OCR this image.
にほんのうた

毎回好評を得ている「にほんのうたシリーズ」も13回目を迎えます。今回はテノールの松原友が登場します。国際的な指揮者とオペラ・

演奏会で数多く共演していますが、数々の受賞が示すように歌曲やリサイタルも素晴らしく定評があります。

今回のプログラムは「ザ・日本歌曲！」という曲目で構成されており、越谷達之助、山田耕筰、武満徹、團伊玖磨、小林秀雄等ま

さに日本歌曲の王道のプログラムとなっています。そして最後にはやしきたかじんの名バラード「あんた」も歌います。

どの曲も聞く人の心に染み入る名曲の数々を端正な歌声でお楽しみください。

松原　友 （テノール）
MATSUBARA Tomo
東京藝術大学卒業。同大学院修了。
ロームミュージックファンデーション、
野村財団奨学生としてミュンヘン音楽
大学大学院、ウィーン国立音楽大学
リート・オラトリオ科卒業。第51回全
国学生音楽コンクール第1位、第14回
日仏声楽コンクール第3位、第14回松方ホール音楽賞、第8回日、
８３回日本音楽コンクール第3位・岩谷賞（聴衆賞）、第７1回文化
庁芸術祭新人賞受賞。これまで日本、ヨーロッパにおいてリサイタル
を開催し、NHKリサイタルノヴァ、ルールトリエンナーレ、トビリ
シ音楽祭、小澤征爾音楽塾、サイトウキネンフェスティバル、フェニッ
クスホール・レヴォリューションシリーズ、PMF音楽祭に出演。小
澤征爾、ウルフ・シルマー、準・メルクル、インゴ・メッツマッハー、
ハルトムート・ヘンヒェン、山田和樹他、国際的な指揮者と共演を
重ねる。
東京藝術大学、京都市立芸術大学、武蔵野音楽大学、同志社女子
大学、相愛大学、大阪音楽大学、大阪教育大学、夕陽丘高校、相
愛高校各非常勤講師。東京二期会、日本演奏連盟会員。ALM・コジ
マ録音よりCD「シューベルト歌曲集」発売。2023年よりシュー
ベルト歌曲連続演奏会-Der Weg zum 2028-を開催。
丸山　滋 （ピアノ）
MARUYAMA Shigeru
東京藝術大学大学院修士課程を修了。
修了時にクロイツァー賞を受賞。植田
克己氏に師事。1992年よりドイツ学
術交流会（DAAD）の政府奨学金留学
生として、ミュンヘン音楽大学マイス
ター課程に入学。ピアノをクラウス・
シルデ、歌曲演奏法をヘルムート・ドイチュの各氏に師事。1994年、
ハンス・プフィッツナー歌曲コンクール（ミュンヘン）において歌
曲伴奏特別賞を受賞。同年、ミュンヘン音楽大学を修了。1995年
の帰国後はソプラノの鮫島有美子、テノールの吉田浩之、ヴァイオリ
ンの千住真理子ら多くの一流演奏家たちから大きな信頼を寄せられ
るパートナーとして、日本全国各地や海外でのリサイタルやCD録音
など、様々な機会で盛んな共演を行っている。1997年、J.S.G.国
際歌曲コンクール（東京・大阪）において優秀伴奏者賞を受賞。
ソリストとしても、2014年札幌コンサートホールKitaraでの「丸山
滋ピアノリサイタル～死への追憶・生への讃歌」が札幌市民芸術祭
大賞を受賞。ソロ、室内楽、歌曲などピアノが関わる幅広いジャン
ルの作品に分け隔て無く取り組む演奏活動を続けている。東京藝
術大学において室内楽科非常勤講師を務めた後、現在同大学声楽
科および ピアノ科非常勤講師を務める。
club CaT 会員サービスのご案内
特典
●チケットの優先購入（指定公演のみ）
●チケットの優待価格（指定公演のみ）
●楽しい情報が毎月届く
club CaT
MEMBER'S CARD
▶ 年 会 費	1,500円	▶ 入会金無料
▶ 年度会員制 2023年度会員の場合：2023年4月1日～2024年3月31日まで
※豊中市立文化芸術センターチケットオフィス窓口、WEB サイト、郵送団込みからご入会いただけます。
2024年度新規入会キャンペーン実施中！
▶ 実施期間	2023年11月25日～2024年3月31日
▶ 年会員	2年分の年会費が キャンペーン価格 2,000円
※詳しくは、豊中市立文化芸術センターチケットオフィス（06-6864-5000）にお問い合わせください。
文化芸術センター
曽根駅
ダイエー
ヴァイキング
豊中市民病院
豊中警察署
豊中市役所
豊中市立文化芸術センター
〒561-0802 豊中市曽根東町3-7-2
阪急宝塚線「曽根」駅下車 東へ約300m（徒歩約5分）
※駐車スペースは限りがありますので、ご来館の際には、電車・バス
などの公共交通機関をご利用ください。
********************
**To do:** Retype the data in full and match it exactly.

**Exercise result:**
OCR this image.
にほんのうた

毎回好評を得ている「にほんのうたシリーズ」も13回目を迎えます。今回はテノールの松原友が登場します。国際的な指揮者とオペラ・

演奏会で数多く共演していますが、数々の受賞が示すように歌曲やリサイタルも素晴らしく定評があります。

今回のプログラムは「ザ・日本歌曲！」という曲目で構成されており、越谷達之助、山田耕筰、武満徹、團伊玖磨、小林秀雄等ま

さに日本歌曲の王道のプログラムとなっています。そして最後にはやしきたかじんの名バラード「あんた」も歌います。

どの曲も聞く人の心に染み入る名曲の数々を端正な歌声でお楽しみください。

松原　友 （テノール）
MATSUBARA Tomo
東京藝術大学卒業。同大学院修了。
ロームミュージックファンデーション、
野村財団奨学生としてミュンヘン音楽
大学大学院、ウィーン国立音楽大学
リート・オラトリオ科卒業。第51回全
国学生音楽コンクール第1位、第14回
日仏声楽コンクール第3位、第14回松方ホール音楽賞、第8回日、
８３回日本音楽コンクール第3位・岩谷賞（聴衆賞）、第７1回文化
庁芸術祭新人賞受賞。これまで日本、ヨーロッパにおいてリサイタル
を開催し、NHKリサイタルノヴァ、ルールトリエンナーレ、トビリ
シ音楽祭、小澤征爾音楽塾、サイトウキネンフェスティバル、フェニッ
クスホール・レヴォリューションシリーズ、PMF音楽祭に出演。小
澤征爾、ウルフ・シルマー、準・メルクル、インゴ・メッツマッハー、
ハルトムート・ヘンヒェン、山田和樹他、国際的な指揮者と共演を
重ねる。
東京藝術大学、京都市立芸術大学、武蔵野音楽大学、同志社女子
大学、相愛大学、大阪音楽大学、大阪教育大学、夕陽丘高校、相
愛高校各非常勤講師。東京二期会、日本演奏連盟会員。ALM・コジ
マ録音よりCD「シューベルト歌曲集」発売。2023年よりシュー
ベルト歌曲連続演奏会-Der Weg zum 2028-を開催。
丸山　滋 （ピアノ）
MARUYAMA Shigeru
東京藝術大学大学院修士課程を修了。
修了時にクロイツァー賞を受賞。植田
克己氏に師事。1992年よりドイツ学
術交流会（DAAD）の政府奨学金留学
生として、ミュンヘン音楽大学マイス
ター課程に入学。ピアノをクラウス・
シルデ、歌曲演奏法をヘルムート・ドイチュの各氏に師事。1994年、
ハンス・プフィッツナー歌曲コンクール（ミュンヘン）において歌
曲伴奏特別賞を受賞。同年、ミュンヘン音楽大学を修了。1995年
の帰国後はソプラノの鮫島有美子、テノールの吉田浩之、ヴァイオリ
ンの千住真理子ら多くの一流演奏家たちから大きな信頼を寄せられ
るパートナーとして、日本全国各地や海外でのリサイタルやCD録音
など、様々な機会で盛んな共演を行っている。1997年、J.S.G.国
際歌曲コンクール（東京・大阪）において優秀伴奏者賞を受賞。
ソリストとしても、2014年札幌コンサートホールKitaraでの「丸山
滋ピアノリサイタル～死への追憶・生への讃歌」が札幌市民芸術祭
大賞を受賞。ソロ、室内楽、歌曲などピアノが関わる幅広いジャン
ルの作品に分け隔て無く取り組む演奏活動を続けている。東京藝
術大学において室内楽科非常勤講師を務めた後、現在同大学声楽
科および ピアノ科非常勤講師を務める。
club CaT 会員サービスのご案内
特典
●チケットの優先購入（指定公演のみ）
●チケットの優待価格（指定公演のみ）
●楽しい情報が毎月届く
club CaT
MEMBER'S CARD
▶ 年 会 費	1,500円	▶ 入会金無料
▶ 年度会員制 2023年度会員の場合：2023年4月1日～2024年3月31日まで
※豊中市立文化芸術センターチケットオフィス窓口、WEB サイト、郵送団込みからご入会いただけます。
2024年度新規入会キャンペーン実施中！
▶ 実施期間	2023年11月25日～2024年3月31日
▶ 年会員	2年分の年会費が キャンペーン価格 2,000円
※詳しくは、豊中市立文化芸術センターチケットオフィス（06-6864-5000）にお問い合わせください。
文化芸術センター
曽根駅
ダイエー
ヴァイキング
豊中市民病院
豊中警察署
豊中市役所
豊中市立文化芸術センター
〒561-0802 豊中市曽根東町3-7-2
阪急宝塚線「曽根」駅下車 東へ約300m（徒歩約5分）
※駐車スペースは限りがありますので、ご来館の際には、電車・バス
などの公共交通機関をご利用ください。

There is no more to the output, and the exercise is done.